### Chart and figure data
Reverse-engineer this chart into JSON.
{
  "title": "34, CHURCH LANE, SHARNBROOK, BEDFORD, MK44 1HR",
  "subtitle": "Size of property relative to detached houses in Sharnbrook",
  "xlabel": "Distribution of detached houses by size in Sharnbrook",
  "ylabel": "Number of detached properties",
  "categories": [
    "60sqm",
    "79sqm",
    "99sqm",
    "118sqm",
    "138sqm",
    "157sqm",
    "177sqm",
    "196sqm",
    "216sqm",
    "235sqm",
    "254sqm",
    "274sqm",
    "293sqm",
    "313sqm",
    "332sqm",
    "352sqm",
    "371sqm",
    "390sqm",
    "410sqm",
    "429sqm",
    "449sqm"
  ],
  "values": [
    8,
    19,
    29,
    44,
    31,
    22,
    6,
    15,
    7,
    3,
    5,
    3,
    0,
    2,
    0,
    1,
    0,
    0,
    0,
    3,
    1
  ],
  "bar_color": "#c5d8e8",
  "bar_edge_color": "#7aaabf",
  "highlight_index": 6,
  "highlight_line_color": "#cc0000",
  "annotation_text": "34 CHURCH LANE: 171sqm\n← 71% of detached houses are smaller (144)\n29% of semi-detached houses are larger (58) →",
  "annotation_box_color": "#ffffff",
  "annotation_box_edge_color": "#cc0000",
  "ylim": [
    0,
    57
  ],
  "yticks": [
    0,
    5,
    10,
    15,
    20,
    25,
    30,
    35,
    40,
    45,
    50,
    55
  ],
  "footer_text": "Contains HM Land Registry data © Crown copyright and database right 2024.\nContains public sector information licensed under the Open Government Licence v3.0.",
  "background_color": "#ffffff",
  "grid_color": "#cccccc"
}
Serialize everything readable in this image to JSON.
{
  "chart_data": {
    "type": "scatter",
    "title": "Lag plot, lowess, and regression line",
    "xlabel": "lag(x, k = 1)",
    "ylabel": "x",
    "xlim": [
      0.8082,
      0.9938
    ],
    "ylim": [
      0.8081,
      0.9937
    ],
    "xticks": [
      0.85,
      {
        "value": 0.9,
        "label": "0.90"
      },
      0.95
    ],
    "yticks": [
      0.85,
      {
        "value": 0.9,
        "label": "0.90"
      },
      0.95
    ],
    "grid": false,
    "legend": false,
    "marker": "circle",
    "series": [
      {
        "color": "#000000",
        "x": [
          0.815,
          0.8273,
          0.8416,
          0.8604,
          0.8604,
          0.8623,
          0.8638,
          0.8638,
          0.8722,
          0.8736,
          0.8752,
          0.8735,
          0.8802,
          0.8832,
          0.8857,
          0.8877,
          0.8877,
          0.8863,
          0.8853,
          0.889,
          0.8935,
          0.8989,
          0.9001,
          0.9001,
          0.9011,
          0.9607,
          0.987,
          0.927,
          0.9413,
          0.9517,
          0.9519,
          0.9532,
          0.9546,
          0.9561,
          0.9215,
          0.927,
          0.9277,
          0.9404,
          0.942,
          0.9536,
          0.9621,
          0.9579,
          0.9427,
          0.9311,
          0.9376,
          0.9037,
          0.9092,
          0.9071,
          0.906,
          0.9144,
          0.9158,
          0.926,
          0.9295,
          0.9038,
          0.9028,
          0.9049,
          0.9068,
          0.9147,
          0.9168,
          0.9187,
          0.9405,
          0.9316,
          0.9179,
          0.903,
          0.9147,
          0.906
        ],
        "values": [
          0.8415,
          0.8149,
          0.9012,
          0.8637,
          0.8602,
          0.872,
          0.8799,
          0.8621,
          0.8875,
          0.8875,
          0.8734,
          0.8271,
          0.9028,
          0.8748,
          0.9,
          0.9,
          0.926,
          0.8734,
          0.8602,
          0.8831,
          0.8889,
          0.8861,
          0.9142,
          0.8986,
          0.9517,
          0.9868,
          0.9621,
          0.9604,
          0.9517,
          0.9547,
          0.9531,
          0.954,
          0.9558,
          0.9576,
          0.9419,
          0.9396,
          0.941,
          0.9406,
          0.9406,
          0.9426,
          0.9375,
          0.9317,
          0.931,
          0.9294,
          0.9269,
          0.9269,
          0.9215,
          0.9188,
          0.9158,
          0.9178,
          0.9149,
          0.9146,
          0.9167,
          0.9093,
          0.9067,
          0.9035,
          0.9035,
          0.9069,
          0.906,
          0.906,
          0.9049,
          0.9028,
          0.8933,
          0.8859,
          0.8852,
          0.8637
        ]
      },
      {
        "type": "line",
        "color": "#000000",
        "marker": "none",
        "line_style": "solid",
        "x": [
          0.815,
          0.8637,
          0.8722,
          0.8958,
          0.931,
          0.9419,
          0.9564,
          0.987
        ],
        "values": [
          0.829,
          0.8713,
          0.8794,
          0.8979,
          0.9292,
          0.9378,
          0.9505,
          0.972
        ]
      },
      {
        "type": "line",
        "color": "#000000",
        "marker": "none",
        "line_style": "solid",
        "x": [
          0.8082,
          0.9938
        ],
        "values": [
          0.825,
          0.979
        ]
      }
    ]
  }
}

### WHAT IS REQUIRED
Search the lines above for the string "ylabel", then show every one that has it.

### OUTPUT BELOW
  "ylabel": "Number of detached properties",
    "ylabel": "x",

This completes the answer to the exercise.